AIM => Repeat each line exactly as it is written.

DATA FOR THE TASK =>
--- Begin ---

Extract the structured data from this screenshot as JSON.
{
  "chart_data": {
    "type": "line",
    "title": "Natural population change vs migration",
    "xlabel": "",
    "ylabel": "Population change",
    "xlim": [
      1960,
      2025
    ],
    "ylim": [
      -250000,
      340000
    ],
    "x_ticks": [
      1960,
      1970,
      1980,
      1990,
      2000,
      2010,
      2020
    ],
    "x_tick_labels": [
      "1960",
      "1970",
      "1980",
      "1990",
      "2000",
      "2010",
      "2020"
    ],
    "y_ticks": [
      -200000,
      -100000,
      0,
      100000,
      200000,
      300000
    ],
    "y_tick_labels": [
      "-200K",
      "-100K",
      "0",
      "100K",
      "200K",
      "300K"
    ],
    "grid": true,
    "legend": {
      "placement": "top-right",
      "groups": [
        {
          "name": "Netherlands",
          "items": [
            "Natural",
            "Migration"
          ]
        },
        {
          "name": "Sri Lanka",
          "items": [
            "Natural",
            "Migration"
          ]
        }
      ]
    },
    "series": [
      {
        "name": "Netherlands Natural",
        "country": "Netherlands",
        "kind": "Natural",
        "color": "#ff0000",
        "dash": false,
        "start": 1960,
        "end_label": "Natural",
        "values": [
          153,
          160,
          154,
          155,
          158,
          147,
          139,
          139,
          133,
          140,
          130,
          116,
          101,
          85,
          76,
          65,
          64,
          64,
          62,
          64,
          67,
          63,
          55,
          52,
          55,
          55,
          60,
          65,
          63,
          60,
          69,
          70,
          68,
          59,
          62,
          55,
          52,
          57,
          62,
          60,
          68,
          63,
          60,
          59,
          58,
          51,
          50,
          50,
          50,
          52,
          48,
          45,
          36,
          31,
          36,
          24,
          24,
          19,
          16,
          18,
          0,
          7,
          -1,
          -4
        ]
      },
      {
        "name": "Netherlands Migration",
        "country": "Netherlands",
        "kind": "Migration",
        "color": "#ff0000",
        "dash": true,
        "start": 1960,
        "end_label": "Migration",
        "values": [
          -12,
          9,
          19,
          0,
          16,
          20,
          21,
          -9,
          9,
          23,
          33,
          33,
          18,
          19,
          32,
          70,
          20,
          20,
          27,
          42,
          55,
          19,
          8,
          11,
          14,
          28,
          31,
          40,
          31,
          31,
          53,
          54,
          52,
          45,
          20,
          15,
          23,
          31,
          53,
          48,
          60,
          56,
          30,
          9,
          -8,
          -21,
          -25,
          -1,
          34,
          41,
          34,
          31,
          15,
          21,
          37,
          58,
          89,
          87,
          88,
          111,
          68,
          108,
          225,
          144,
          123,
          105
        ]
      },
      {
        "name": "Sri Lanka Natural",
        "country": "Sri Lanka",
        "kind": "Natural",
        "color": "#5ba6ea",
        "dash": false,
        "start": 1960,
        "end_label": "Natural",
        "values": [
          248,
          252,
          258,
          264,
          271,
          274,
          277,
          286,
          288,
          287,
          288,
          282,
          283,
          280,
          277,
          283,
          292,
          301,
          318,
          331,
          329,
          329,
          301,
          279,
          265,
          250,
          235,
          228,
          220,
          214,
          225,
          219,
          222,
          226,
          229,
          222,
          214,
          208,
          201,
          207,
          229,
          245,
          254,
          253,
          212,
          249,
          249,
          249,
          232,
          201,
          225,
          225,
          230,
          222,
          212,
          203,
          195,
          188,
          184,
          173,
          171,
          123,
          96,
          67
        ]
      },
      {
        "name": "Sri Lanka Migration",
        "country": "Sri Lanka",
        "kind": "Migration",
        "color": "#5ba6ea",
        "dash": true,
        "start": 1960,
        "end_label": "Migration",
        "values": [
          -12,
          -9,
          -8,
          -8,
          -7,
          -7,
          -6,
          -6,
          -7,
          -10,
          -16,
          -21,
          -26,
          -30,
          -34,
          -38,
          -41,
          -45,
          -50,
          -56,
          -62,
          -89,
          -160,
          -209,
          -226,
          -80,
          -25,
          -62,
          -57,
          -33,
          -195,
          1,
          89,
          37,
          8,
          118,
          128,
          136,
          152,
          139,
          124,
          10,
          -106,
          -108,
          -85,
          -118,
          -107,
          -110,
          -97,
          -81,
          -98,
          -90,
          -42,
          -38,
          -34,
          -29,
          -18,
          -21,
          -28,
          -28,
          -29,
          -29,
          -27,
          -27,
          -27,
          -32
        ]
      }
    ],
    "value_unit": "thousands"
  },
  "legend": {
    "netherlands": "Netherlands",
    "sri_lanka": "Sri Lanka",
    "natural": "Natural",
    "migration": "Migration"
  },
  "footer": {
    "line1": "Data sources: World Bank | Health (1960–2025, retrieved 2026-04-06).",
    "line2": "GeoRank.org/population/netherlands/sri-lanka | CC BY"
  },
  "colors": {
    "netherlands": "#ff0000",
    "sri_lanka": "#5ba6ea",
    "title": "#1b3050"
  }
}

--- End ---

FINISHED TASK =>
Extract the structured data from this screenshot as JSON.
{
  "chart_data": {
    "type": "line",
    "title": "Natural population change vs migration",
    "xlabel": "",
    "ylabel": "Population change",
    "xlim": [
      1960,
      2025
    ],
    "ylim": [
      -250000,
      340000
    ],
    "x_ticks": [
      1960,
      1970,
      1980,
      1990,
      2000,
      2010,
      2020
    ],
    "x_tick_labels": [
      "1960",
      "1970",
      "1980",
      "1990",
      "2000",
      "2010",
      "2020"
    ],
    "y_ticks": [
      -200000,
      -100000,
      0,
      100000,
      200000,
      300000
    ],
    "y_tick_labels": [
      "-200K",
      "-100K",
      "0",
      "100K",
      "200K",
      "300K"
    ],
    "grid": true,
    "legend": {
      "placement": "top-right",
      "groups": [
        {
          "name": "Netherlands",
          "items": [
            "Natural",
            "Migration"
          ]
        },
        {
          "name": "Sri Lanka",
          "items": [
            "Natural",
            "Migration"
          ]
        }
      ]
    },
    "series": [
      {
        "name": "Netherlands Natural",
        "country": "Netherlands",
        "kind": "Natural",
        "color": "#ff0000",
        "dash": false,
        "start": 1960,
        "end_label": "Natural",
        "values": [
          153,
          160,
          154,
          155,
          158,
          147,
          139,
          139,
          133,
          140,
          130,
          116,
          101,
          85,
          76,
          65,
          64,
          64,
          62,
          64,
          67,
          63,
          55,
          52,
          55,
          55,
          60,
          65,
          63,
          60,
          69,
          70,
          68,
          59,
          62,
          55,
          52,
          57,
          62,
          60,
          68,
          63,
          60,
          59,
          58,
          51,
          50,
          50,
          50,
          52,
          48,
          45,
          36,
          31,
          36,
          24,
          24,
          19,
          16,
          18,
          0,
          7,
          -1,
          -4
        ]
      },
      {
        "name": "Netherlands Migration",
        "country": "Netherlands",
        "kind": "Migration",
        "color": "#ff0000",
        "dash": true,
        "start": 1960,
        "end_label": "Migration",
        "values": [
          -12,
          9,
          19,
          0,
          16,
          20,
          21,
          -9,
          9,
          23,
          33,
          33,
          18,
          19,
          32,
          70,
          20,
          20,
          27,
          42,
          55,
          19,
          8,
          11,
          14,
          28,
          31,
          40,
          31,
          31,
          53,
          54,
          52,
          45,
          20,
          15,
          23,
          31,
          53,
          48,
          60,
          56,
          30,
          9,
          -8,
          -21,
          -25,
          -1,
          34,
          41,
          34,
          31,
          15,
          21,
          37,
          58,
          89,
          87,
          88,
          111,
          68,
          108,
          225,
          144,
          123,
          105
        ]
      },
      {
        "name": "Sri Lanka Natural",
        "country": "Sri Lanka",
        "kind": "Natural",
        "color": "#5ba6ea",
        "dash": false,
        "start": 1960,
        "end_label": "Natural",
        "values": [
          248,
          252,
          258,
          264,
          271,
          274,
          277,
          286,
          288,
          287,
          288,
          282,
          283,
          280,
          277,
          283,
          292,
          301,
          318,
          331,
          329,
          329,
          301,
          279,
          265,
          250,
          235,
          228,
          220,
          214,
          225,
          219,
          222,
          226,
          229,
          222,
          214,
          208,
          201,
          207,
          229,
          245,
          254,
          253,
          212,
          249,
          249,
          249,
          232,
          201,
          225,
          225,
          230,
          222,
          212,
          203,
          195,
          188,
          184,
          173,
          171,
          123,
          96,
          67
        ]
      },
      {
        "name": "Sri Lanka Migration",
        "country": "Sri Lanka",
        "kind": "Migration",
        "color": "#5ba6ea",
        "dash": true,
        "start": 1960,
        "end_label": "Migration",
        "values": [
          -12,
          -9,
          -8,
          -8,
          -7,
          -7,
          -6,
          -6,
          -7,
          -10,
          -16,
          -21,
          -26,
          -30,
          -34,
          -38,
          -41,
          -45,
          -50,
          -56,
          -62,
          -89,
          -160,
          -209,
          -226,
          -80,
          -25,
          -62,
          -57,
          -33,
          -195,
          1,
          89,
          37,
          8,
          118,
          128,
          136,
          152,
          139,
          124,
          10,
          -106,
          -108,
          -85,
          -118,
          -107,
          -110,
          -97,
          -81,
          -98,
          -90,
          -42,
          -38,
          -34,
          -29,
          -18,
          -21,
          -28,
          -28,
          -29,
          -29,
          -27,
          -27,
          -27,
          -32
        ]
      }
    ],
    "value_unit": "thousands"
  },
  "legend": {
    "netherlands": "Netherlands",
    "sri_lanka": "Sri Lanka",
    "natural": "Natural",
    "migration": "Migration"
  },
  "footer": {
    "line1": "Data sources: World Bank | Health (1960–2025, retrieved 2026-04-06).",
    "line2": "GeoRank.org/population/netherlands/sri-lanka | CC BY"
  },
  "colors": {
    "netherlands": "#ff0000",
    "sri_lanka": "#5ba6ea",
    "title": "#1b3050"
  }
}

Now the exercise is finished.